Dataset rows
******

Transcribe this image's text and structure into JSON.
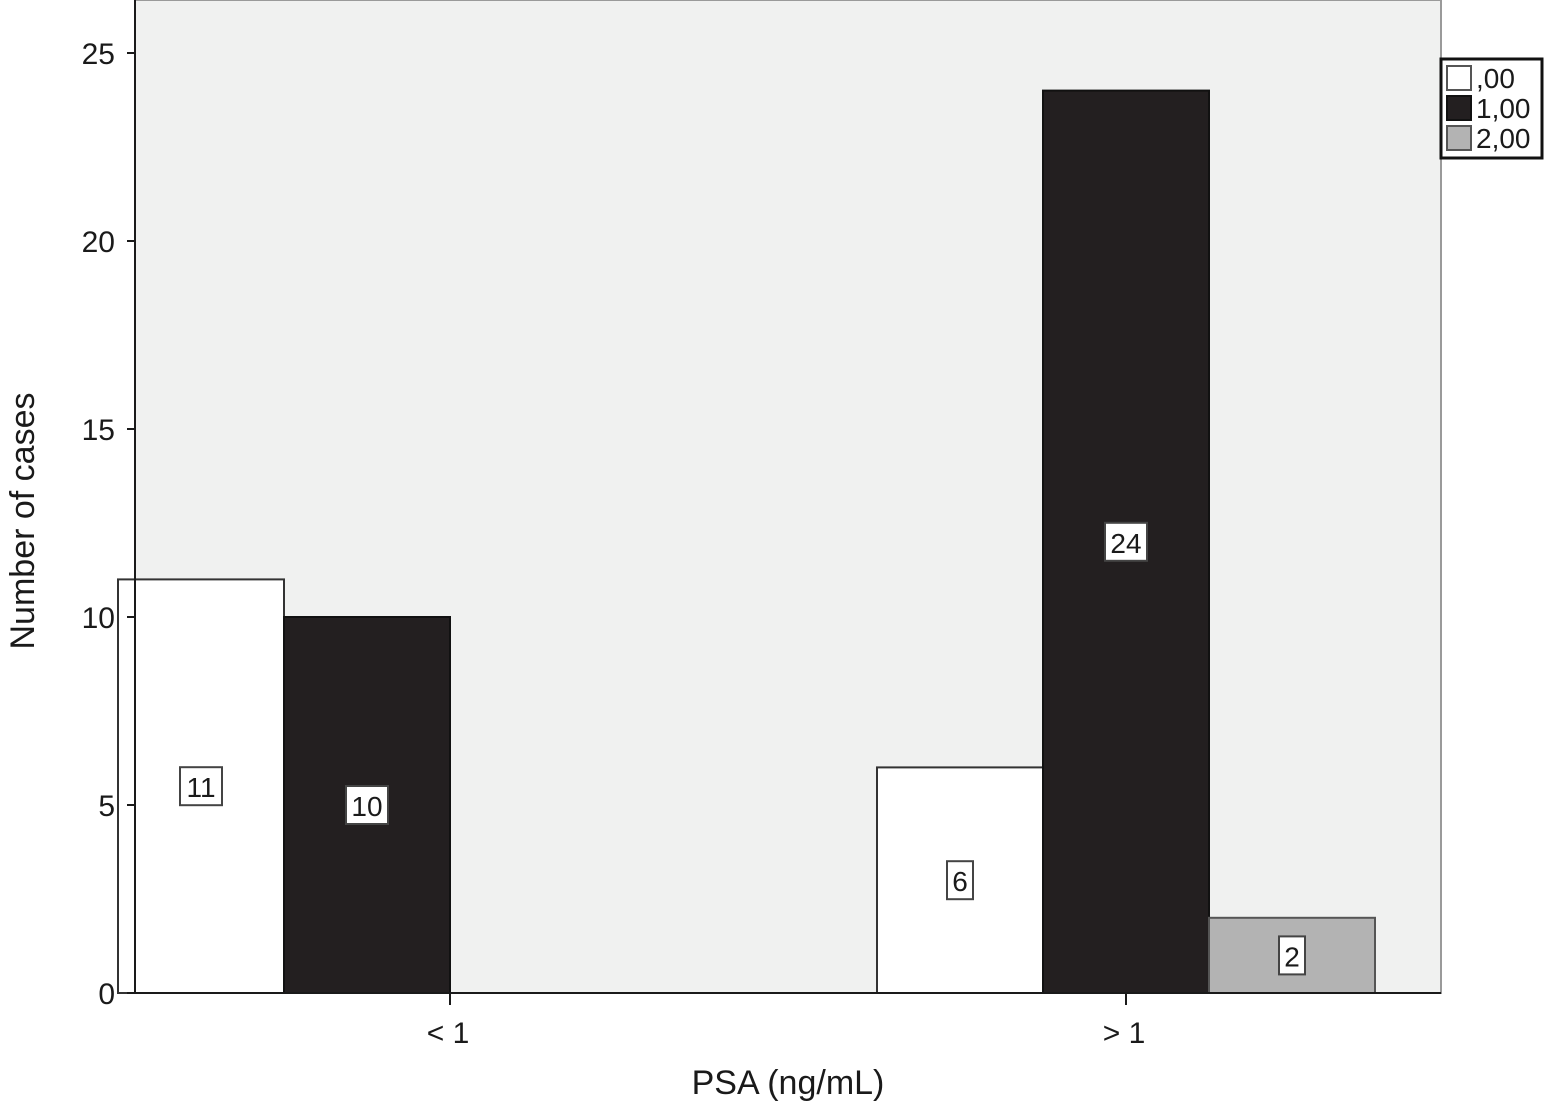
{
  "chart_data": {
    "type": "bar",
    "title": "",
    "xlabel": "PSA (ng/mL)",
    "ylabel": "Number of cases",
    "categories": [
      "< 1",
      "> 1"
    ],
    "series": [
      {
        "name": ",00",
        "values": [
          11,
          6
        ],
        "color": "#ffffff"
      },
      {
        "name": "1,00",
        "values": [
          10,
          24
        ],
        "color": "#231f20"
      },
      {
        "name": "2,00",
        "values": [
          null,
          2
        ],
        "color": "#b3b3b3"
      }
    ],
    "ylim": [
      0,
      26
    ],
    "yticks": [
      0,
      5,
      10,
      15,
      20,
      25
    ],
    "ytick_labels": [
      "0",
      "5",
      "10",
      "15",
      "20",
      "25"
    ],
    "grid": false,
    "legend_position": "top-right",
    "plot_background": "#f0f1f0"
  }
}
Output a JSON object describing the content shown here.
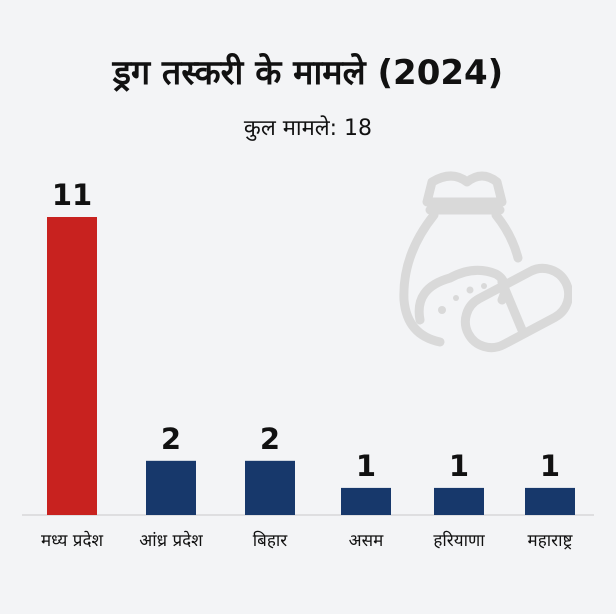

******

REQUIRED TASK:
All the records need to be repeated exactly, with the images dropped.

PROBLEM SOLUTION:
Transcribe this image's text and structure into JSON.
{
  "chart_data": {
    "type": "bar",
    "title": "",
    "xlabel": "PSA (ng/mL)",
    "ylabel": "Number of cases",
    "categories": [
      "< 1",
      "> 1"
    ],
    "series": [
      {
        "name": ",00",
        "values": [
          11,
          6
        ],
        "color": "#ffffff"
      },
      {
        "name": "1,00",
        "values": [
          10,
          24
        ],
        "color": "#231f20"
      },
      {
        "name": "2,00",
        "values": [
          null,
          2
        ],
        "color": "#b3b3b3"
      }
    ],
    "ylim": [
      0,
      26
    ],
    "yticks": [
      0,
      5,
      10,
      15,
      20,
      25
    ],
    "ytick_labels": [
      "0",
      "5",
      "10",
      "15",
      "20",
      "25"
    ],
    "grid": false,
    "legend_position": "top-right",
    "plot_background": "#f0f1f0"
  }
}
Output a JSON object describing the content shown here.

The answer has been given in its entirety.